Saved data entries:
▼

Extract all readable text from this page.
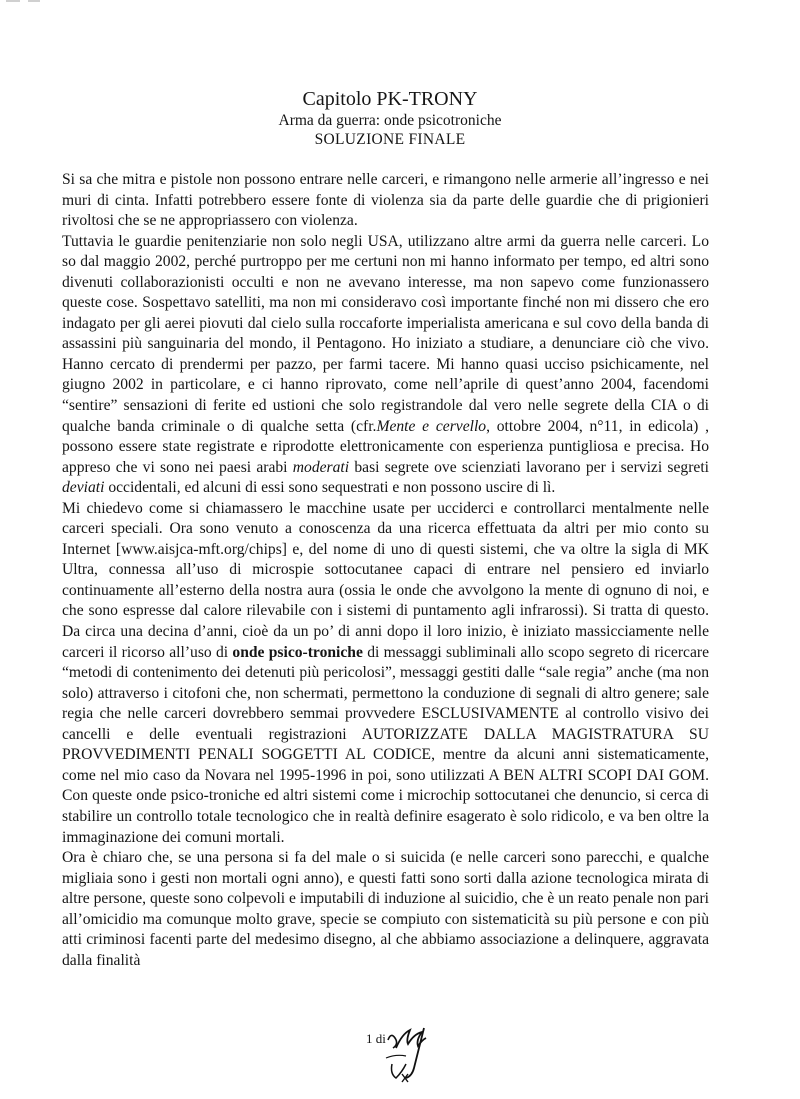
Capitolo PK-TRONY
Arma da guerra: onde psicotroniche
SOLUZIONE FINALE

Si sa che mitra e pistole non possono entrare nelle carceri, e rimangono nelle armerie all’ingresso e nei muri di cinta. Infatti potrebbero essere fonte di violenza sia da parte delle guardie che di prigionieri rivoltosi che se ne appropriassero con violenza.

Tuttavia le guardie penitenziarie non solo negli USA, utilizzano altre armi da guerra nelle carceri. Lo so dal maggio 2002, perché purtroppo per me certuni non mi hanno informato per tempo, ed altri sono divenuti collaborazionisti occulti e non ne avevano interesse, ma non sapevo come funzionassero queste cose. Sospettavo satelliti, ma non mi consideravo così importante finché non mi dissero che ero indagato per gli aerei piovuti dal cielo sulla roccaforte imperialista americana e sul covo della banda di assassini più sanguinaria del mondo, il Pentagono. Ho iniziato a studiare, a denunciare ciò che vivo. Hanno cercato di prendermi per pazzo, per farmi tacere. Mi hanno quasi ucciso psichicamente, nel giugno 2002 in particolare, e ci hanno riprovato, come nell’aprile di quest’anno 2004, facendomi “sentire” sensazioni di ferite ed ustioni che solo registrandole dal vero nelle segrete della CIA o di qualche banda criminale o di qualche setta (cfr.Mente e cervello, ottobre 2004, n°11, in edicola) , possono essere state registrate e riprodotte elettronicamente con esperienza puntigliosa e precisa. Ho appreso che vi sono nei paesi arabi moderati basi segrete ove scienziati lavorano per i servizi segreti deviati occidentali, ed alcuni di essi sono sequestrati e non possono uscire di lì.

Mi chiedevo come si chiamassero le macchine usate per ucciderci e controllarci mentalmente nelle carceri speciali. Ora sono venuto a conoscenza da una ricerca effettuata da altri per mio conto su Internet [www.aisjca-mft.org/chips] e, del nome di uno di questi sistemi, che va oltre la sigla di MK Ultra, connessa all’uso di microspie sottocutanee capaci di entrare nel pensiero ed inviarlo continuamente all’esterno della nostra aura (ossia le onde che avvolgono la mente di ognuno di noi, e che sono espresse dal calore rilevabile con i sistemi di puntamento agli infrarossi). Si tratta di questo. Da circa una decina d’anni, cioè da un po’ di anni dopo il loro inizio, è iniziato massicciamente nelle carceri il ricorso all’uso di onde psico-troniche di messaggi subliminali allo scopo segreto di ricercare “metodi di contenimento dei detenuti più pericolosi”, messaggi gestiti dalle “sale regia” anche (ma non solo) attraverso i citofoni che, non schermati, permettono la conduzione di segnali di altro genere; sale regia che nelle carceri dovrebbero semmai provvedere ESCLUSIVAMENTE al controllo visivo dei cancelli e delle eventuali registrazioni AUTORIZZATE DALLA MAGISTRATURA SU PROVVEDIMENTI PENALI SOGGETTI AL CODICE, mentre da alcuni anni sistematicamente, come nel mio caso da Novara nel 1995-1996 in poi, sono utilizzati A BEN ALTRI SCOPI DAI GOM. Con queste onde psico-troniche ed altri sistemi come i microchip sottocutanei che denuncio, si cerca di stabilire un controllo totale tecnologico che in realtà definire esagerato è solo ridicolo, e va ben oltre la immaginazione dei comuni mortali.

Ora è chiaro che, se una persona si fa del male o si suicida (e nelle carceri sono parecchi, e qualche migliaia sono i gesti non mortali ogni anno), e questi fatti sono sorti dalla azione tecnologica mirata di altre persone, queste sono colpevoli e imputabili di induzione al suicidio, che è un reato penale non pari all’omicidio ma comunque molto grave, specie se compiuto con sistematicità su più persone e con più atti criminosi facenti parte del medesimo disegno, al che abbiamo associazione a delinquere, aggravata dalla finalità

1 di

▲

The task: Copy out each line word for word, please, skipping the images.

Correct response:
Extract all readable text from this page.
Capitolo PK-TRONY
Arma da guerra: onde psicotroniche
SOLUZIONE FINALE

Si sa che mitra e pistole non possono entrare nelle carceri, e rimangono nelle armerie all’ingresso e nei muri di cinta. Infatti potrebbero essere fonte di violenza sia da parte delle guardie che di prigionieri rivoltosi che se ne appropriassero con violenza.

Tuttavia le guardie penitenziarie non solo negli USA, utilizzano altre armi da guerra nelle carceri. Lo so dal maggio 2002, perché purtroppo per me certuni non mi hanno informato per tempo, ed altri sono divenuti collaborazionisti occulti e non ne avevano interesse, ma non sapevo come funzionassero queste cose. Sospettavo satelliti, ma non mi consideravo così importante finché non mi dissero che ero indagato per gli aerei piovuti dal cielo sulla roccaforte imperialista americana e sul covo della banda di assassini più sanguinaria del mondo, il Pentagono. Ho iniziato a studiare, a denunciare ciò che vivo. Hanno cercato di prendermi per pazzo, per farmi tacere. Mi hanno quasi ucciso psichicamente, nel giugno 2002 in particolare, e ci hanno riprovato, come nell’aprile di quest’anno 2004, facendomi “sentire” sensazioni di ferite ed ustioni che solo registrandole dal vero nelle segrete della CIA o di qualche banda criminale o di qualche setta (cfr.Mente e cervello, ottobre 2004, n°11, in edicola) , possono essere state registrate e riprodotte elettronicamente con esperienza puntigliosa e precisa. Ho appreso che vi sono nei paesi arabi moderati basi segrete ove scienziati lavorano per i servizi segreti deviati occidentali, ed alcuni di essi sono sequestrati e non possono uscire di lì.

Mi chiedevo come si chiamassero le macchine usate per ucciderci e controllarci mentalmente nelle carceri speciali. Ora sono venuto a conoscenza da una ricerca effettuata da altri per mio conto su Internet [www.aisjca-mft.org/chips] e, del nome di uno di questi sistemi, che va oltre la sigla di MK Ultra, connessa all’uso di microspie sottocutanee capaci di entrare nel pensiero ed inviarlo continuamente all’esterno della nostra aura (ossia le onde che avvolgono la mente di ognuno di noi, e che sono espresse dal calore rilevabile con i sistemi di puntamento agli infrarossi). Si tratta di questo. Da circa una decina d’anni, cioè da un po’ di anni dopo il loro inizio, è iniziato massicciamente nelle carceri il ricorso all’uso di onde psico-troniche di messaggi subliminali allo scopo segreto di ricercare “metodi di contenimento dei detenuti più pericolosi”, messaggi gestiti dalle “sale regia” anche (ma non solo) attraverso i citofoni che, non schermati, permettono la conduzione di segnali di altro genere; sale regia che nelle carceri dovrebbero semmai provvedere ESCLUSIVAMENTE al controllo visivo dei cancelli e delle eventuali registrazioni AUTORIZZATE DALLA MAGISTRATURA SU PROVVEDIMENTI PENALI SOGGETTI AL CODICE, mentre da alcuni anni sistematicamente, come nel mio caso da Novara nel 1995-1996 in poi, sono utilizzati A BEN ALTRI SCOPI DAI GOM. Con queste onde psico-troniche ed altri sistemi come i microchip sottocutanei che denuncio, si cerca di stabilire un controllo totale tecnologico che in realtà definire esagerato è solo ridicolo, e va ben oltre la immaginazione dei comuni mortali.

Ora è chiaro che, se una persona si fa del male o si suicida (e nelle carceri sono parecchi, e qualche migliaia sono i gesti non mortali ogni anno), e questi fatti sono sorti dalla azione tecnologica mirata di altre persone, queste sono colpevoli e imputabili di induzione al suicidio, che è un reato penale non pari all’omicidio ma comunque molto grave, specie se compiuto con sistematicità su più persone e con più atti criminosi facenti parte del medesimo disegno, al che abbiamo associazione a delinquere, aggravata dalla finalità

1 di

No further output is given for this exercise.